- _Data supplied_
----
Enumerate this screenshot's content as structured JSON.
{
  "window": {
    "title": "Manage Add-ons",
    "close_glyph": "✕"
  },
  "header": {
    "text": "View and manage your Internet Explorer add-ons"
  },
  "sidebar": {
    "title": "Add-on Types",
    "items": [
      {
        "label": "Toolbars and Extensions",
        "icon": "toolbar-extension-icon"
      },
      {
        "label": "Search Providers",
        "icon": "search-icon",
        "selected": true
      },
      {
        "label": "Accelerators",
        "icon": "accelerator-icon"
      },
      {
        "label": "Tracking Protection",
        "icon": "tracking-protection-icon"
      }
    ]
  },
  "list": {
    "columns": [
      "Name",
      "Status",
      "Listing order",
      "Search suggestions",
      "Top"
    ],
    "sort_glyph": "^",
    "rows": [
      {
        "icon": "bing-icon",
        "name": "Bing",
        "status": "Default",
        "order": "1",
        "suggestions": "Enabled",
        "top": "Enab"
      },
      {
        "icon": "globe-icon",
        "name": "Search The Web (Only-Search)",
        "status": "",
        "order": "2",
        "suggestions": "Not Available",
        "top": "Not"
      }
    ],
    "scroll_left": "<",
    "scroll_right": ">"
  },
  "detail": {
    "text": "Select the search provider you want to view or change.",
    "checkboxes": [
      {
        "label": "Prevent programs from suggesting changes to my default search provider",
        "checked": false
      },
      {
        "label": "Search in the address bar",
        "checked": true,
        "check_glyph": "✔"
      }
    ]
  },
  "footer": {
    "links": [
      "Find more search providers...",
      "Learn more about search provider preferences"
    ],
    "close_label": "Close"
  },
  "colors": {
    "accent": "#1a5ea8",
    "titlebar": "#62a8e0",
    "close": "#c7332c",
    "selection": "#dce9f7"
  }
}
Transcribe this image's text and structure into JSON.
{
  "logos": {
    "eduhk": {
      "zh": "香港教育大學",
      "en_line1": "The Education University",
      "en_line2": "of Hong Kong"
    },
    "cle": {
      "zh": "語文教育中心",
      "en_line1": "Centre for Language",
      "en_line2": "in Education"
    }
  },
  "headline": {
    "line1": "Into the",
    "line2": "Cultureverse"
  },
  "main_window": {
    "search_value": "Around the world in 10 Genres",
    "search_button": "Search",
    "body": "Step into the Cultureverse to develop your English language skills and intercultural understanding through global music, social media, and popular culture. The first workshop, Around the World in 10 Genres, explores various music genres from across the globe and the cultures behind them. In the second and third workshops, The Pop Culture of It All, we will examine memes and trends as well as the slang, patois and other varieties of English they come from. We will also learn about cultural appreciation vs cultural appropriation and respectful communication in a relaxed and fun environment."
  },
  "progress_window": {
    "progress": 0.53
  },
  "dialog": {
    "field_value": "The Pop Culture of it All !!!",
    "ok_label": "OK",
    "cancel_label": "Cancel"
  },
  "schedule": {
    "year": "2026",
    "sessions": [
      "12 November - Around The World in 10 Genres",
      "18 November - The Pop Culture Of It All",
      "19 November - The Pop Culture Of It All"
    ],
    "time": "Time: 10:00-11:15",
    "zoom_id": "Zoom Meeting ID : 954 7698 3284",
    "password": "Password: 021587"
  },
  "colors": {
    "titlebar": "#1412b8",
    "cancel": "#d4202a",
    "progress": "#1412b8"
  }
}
----
Write out the entire listing exactly.

Enumerate this screenshot's content as structured JSON.
{
  "window": {
    "title": "Manage Add-ons",
    "close_glyph": "✕"
  },
  "header": {
    "text": "View and manage your Internet Explorer add-ons"
  },
  "sidebar": {
    "title": "Add-on Types",
    "items": [
      {
        "label": "Toolbars and Extensions",
        "icon": "toolbar-extension-icon"
      },
      {
        "label": "Search Providers",
        "icon": "search-icon",
        "selected": true
      },
      {
        "label": "Accelerators",
        "icon": "accelerator-icon"
      },
      {
        "label": "Tracking Protection",
        "icon": "tracking-protection-icon"
      }
    ]
  },
  "list": {
    "columns": [
      "Name",
      "Status",
      "Listing order",
      "Search suggestions",
      "Top"
    ],
    "sort_glyph": "^",
    "rows": [
      {
        "icon": "bing-icon",
        "name": "Bing",
        "status": "Default",
        "order": "1",
        "suggestions": "Enabled",
        "top": "Enab"
      },
      {
        "icon": "globe-icon",
        "name": "Search The Web (Only-Search)",
        "status": "",
        "order": "2",
        "suggestions": "Not Available",
        "top": "Not"
      }
    ],
    "scroll_left": "<",
    "scroll_right": ">"
  },
  "detail": {
    "text": "Select the search provider you want to view or change.",
    "checkboxes": [
      {
        "label": "Prevent programs from suggesting changes to my default search provider",
        "checked": false
      },
      {
        "label": "Search in the address bar",
        "checked": true,
        "check_glyph": "✔"
      }
    ]
  },
  "footer": {
    "links": [
      "Find more search providers...",
      "Learn more about search provider preferences"
    ],
    "close_label": "Close"
  },
  "colors": {
    "accent": "#1a5ea8",
    "titlebar": "#62a8e0",
    "close": "#c7332c",
    "selection": "#dce9f7"
  }
}
Transcribe this image's text and structure into JSON.
{
  "logos": {
    "eduhk": {
      "zh": "香港教育大學",
      "en_line1": "The Education University",
      "en_line2": "of Hong Kong"
    },
    "cle": {
      "zh": "語文教育中心",
      "en_line1": "Centre for Language",
      "en_line2": "in Education"
    }
  },
  "headline": {
    "line1": "Into the",
    "line2": "Cultureverse"
  },
  "main_window": {
    "search_value": "Around the world in 10 Genres",
    "search_button": "Search",
    "body": "Step into the Cultureverse to develop your English language skills and intercultural understanding through global music, social media, and popular culture. The first workshop, Around the World in 10 Genres, explores various music genres from across the globe and the cultures behind them. In the second and third workshops, The Pop Culture of It All, we will examine memes and trends as well as the slang, patois and other varieties of English they come from. We will also learn about cultural appreciation vs cultural appropriation and respectful communication in a relaxed and fun environment."
  },
  "progress_window": {
    "progress": 0.53
  },
  "dialog": {
    "field_value": "The Pop Culture of it All !!!",
    "ok_label": "OK",
    "cancel_label": "Cancel"
  },
  "schedule": {
    "year": "2026",
    "sessions": [
      "12 November - Around The World in 10 Genres",
      "18 November - The Pop Culture Of It All",
      "19 November - The Pop Culture Of It All"
    ],
    "time": "Time: 10:00-11:15",
    "zoom_id": "Zoom Meeting ID : 954 7698 3284",
    "password": "Password: 021587"
  },
  "colors": {
    "titlebar": "#1412b8",
    "cancel": "#d4202a",
    "progress": "#1412b8"
  }
}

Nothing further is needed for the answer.